Description of the task: Reproduce all of the material word for word.

----- Supplied material -----

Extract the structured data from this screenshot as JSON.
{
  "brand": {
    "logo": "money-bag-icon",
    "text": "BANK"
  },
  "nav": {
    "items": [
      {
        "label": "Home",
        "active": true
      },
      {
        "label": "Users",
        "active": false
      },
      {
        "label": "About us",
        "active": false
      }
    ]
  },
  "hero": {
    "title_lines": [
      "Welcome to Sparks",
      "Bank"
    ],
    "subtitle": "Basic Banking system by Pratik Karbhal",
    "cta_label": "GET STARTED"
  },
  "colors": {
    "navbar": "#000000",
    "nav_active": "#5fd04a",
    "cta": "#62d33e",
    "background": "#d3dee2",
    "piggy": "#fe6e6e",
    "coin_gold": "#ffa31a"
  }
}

-----

Problem solution:
Extract the structured data from this screenshot as JSON.
{
  "brand": {
    "logo": "money-bag-icon",
    "text": "BANK"
  },
  "nav": {
    "items": [
      {
        "label": "Home",
        "active": true
      },
      {
        "label": "Users",
        "active": false
      },
      {
        "label": "About us",
        "active": false
      }
    ]
  },
  "hero": {
    "title_lines": [
      "Welcome to Sparks",
      "Bank"
    ],
    "subtitle": "Basic Banking system by Pratik Karbhal",
    "cta_label": "GET STARTED"
  },
  "colors": {
    "navbar": "#000000",
    "nav_active": "#5fd04a",
    "cta": "#62d33e",
    "background": "#d3dee2",
    "piggy": "#fe6e6e",
    "coin_gold": "#ffa31a"
  }
}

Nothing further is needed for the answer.